→ **Texte**
══════

Des mois de préparation

Au-delà de la compétition qui se déroule durant 14 jours à l’échelle du Québec, dont quatre à Gatineau, Hit The Floor demande plusieurs heures de préparation, autant pour les danseurs que pour les organisateurs.

Le grand patron de l’événement, Nicolas Bégin, souligne que lui et son équipe de six personnes travaillent sur l’événement de cette année depuis un an et demi pour assurer le bon déroulement de la compétition. 

Cependant, les effectifs ont grossi au cours des cinq derniers mois, notamment avec l’ajout de nombreux bénévoles.

« Juste pour Hit The Floor Gatineau, plus de 250 personnes travaillent sur l’organisation de l’événement depuis 4-5 mois, souligne-t-il. On parle ici de 80 bénévoles, d’actrices, des juges, des photographes et vidéastes qui sont sur place, mais aussi des techniciens qui sont environ une trentaine ».

Toutefois, bien que la tenue d’une telle compétition demande beaucoup de préparation et d’effort, cela ne semble pas énerver M. Bégin plus qu’il ne le faut.

« Cette année, on a beaucoup d’éléments nouveaux et on veut vraiment s’assurer que tout sera parfait pour tout le monde, mais on est rendu à la sixième édition de la compétition donc on connaît déjà bien l’événement et on est bien ancré», confie-t-il.

Les danseurs et danseuses participant à Hit The Floor Gatineau s’entraînent aussi depuis des mois pour faire bonne figure lors de cette compétition.

« En moyenne, ceux qui performent au niveau compétitif s’entraînent pour un minimum de 4 à 6 heures par semaine, tout au long de l’année, pour présenter un seul morceau de 3-4 minutes », précise M. Bégin, qui a déjà participé à plusieurs émissions de danse en tant que danseur au cours de sa carrière avant de devenir l’organisateur principal de l’événement.

Pour lui, les performances auxquelles les spectateurs assisteront en fin de semaine sont le fruit de plusieurs heures d’entraînement, d’effort et de persévérance de la part des participants et des bénévoles.

══════

[Données de reconnaissance de la structure des documents]

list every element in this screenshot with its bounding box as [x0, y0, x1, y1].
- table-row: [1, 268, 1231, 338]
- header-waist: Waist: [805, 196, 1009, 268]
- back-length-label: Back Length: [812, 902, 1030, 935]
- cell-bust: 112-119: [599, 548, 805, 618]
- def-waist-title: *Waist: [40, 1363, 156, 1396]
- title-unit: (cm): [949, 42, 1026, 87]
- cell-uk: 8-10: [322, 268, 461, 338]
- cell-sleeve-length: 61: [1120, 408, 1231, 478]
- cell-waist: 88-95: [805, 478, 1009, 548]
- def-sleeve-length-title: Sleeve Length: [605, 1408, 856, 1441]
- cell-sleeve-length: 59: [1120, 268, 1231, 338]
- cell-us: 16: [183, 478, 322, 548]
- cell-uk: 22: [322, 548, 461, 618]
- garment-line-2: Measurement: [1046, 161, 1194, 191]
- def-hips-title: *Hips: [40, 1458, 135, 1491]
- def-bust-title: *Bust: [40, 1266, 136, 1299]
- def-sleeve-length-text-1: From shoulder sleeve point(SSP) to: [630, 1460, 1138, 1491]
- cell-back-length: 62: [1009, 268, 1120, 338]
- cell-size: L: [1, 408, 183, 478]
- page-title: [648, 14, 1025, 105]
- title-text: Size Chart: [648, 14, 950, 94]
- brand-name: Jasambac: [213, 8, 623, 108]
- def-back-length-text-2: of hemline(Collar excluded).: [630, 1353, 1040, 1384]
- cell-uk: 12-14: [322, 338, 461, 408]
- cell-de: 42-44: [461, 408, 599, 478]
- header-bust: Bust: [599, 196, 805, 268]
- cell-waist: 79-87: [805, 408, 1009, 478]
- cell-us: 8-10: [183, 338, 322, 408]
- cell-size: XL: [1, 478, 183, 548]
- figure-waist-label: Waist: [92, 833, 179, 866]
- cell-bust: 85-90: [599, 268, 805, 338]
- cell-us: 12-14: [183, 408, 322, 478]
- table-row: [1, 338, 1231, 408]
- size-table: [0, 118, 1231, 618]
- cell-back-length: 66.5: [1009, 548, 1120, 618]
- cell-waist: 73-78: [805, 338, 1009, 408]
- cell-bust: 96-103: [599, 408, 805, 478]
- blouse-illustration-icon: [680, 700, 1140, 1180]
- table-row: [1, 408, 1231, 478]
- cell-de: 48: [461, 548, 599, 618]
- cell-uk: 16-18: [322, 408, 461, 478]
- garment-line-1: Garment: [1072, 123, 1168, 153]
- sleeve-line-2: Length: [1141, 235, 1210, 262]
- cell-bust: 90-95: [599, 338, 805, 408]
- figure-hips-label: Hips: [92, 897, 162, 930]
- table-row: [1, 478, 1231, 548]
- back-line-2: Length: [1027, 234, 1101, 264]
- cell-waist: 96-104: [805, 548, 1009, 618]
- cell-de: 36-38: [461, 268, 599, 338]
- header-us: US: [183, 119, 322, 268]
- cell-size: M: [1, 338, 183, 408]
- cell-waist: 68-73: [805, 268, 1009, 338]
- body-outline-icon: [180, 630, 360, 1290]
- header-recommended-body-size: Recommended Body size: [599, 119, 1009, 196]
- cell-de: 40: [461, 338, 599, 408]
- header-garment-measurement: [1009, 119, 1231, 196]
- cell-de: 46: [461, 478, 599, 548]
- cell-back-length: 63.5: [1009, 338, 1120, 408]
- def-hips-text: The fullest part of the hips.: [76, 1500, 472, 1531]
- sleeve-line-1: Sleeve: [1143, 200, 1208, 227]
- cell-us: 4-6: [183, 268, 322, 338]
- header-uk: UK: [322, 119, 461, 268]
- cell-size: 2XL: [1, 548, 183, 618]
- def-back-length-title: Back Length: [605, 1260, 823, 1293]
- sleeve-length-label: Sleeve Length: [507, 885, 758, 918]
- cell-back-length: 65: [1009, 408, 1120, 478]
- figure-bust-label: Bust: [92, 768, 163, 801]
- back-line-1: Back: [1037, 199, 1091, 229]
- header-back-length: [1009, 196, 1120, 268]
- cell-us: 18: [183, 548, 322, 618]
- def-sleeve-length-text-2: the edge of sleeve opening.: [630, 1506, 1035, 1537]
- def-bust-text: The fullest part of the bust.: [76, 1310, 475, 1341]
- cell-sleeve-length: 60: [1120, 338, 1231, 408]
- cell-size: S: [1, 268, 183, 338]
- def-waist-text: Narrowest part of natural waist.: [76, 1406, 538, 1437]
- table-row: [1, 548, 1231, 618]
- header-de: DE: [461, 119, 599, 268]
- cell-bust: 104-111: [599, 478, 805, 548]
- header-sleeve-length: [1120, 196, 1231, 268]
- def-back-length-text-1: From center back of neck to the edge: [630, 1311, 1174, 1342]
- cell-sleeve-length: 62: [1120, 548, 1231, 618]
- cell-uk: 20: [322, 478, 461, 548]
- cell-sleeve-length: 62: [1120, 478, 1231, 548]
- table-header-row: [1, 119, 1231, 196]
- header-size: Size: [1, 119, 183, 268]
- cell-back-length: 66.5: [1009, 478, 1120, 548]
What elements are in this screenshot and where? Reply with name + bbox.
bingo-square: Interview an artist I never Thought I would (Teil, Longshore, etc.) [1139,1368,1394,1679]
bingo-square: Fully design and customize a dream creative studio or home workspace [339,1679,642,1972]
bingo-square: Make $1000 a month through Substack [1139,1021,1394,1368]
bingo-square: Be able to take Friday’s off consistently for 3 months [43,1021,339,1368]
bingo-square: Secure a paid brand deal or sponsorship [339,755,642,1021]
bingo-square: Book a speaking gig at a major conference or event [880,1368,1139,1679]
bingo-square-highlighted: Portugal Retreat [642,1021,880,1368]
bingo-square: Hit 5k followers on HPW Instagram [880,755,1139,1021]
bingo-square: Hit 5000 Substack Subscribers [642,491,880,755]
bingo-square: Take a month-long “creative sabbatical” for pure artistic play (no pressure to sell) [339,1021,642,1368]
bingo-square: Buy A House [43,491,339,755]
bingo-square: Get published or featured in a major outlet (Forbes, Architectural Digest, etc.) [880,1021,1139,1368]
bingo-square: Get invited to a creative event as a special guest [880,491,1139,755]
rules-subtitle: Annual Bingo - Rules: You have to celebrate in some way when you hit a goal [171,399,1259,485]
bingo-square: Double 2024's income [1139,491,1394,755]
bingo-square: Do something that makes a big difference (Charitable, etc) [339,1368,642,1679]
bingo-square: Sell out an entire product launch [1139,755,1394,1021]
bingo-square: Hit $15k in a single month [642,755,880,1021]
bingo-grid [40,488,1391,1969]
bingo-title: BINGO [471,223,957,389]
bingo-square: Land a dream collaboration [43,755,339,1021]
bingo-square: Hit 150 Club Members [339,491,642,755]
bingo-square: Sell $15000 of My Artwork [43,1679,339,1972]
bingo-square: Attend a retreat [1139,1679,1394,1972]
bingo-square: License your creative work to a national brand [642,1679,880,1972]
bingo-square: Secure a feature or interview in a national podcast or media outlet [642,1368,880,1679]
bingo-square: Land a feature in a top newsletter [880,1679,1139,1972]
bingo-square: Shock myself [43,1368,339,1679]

══════

→ **Tâches à réaliser**
**A.** Répondez à ces questions d'après le texte sur Hit The Floor :
(i) De combien de personnes se compose l'équipe de Nicolas Bégin ?
(ii) Combien de bénévoles participent à Hit The Floor Gatineau ?
(iii) À quelle édition de la compétition en est-on ?
**B.** Dans le texte sur Hit The Floor, reformulez sous forme de liste le paragraphe qui commence par « Juste pour Hit The Floor Gatineau » en conservant ses informations principales.
**C.** Relevez dans le texte sur Hit The Floor toutes les catégories de personnes que M. Bégin cite parmi celles qui travaillent à l'organisation de l'événement de Gatineau.
Les enregistrements n'ont aucun rôle à jouer ici.

→ **Réponses par tâche**
**A.**
(i) Six personnes.
(ii) 80 bénévoles.
(iii) À la sixième édition.

**B.**
- Plus de 250 personnes travaillent à l'organisation de Hit The Floor Gatineau depuis 4-5 mois.
- Parmi elles, on compte 80 bénévoles, des actrices, des juges, ainsi que des photographes et vidéastes présents sur place.
- S'y ajoutent des techniciens, environ une trentaine.

**C.**
- bénévoles
- actrices
- juges
- photographes
- vidéastes
- techniciens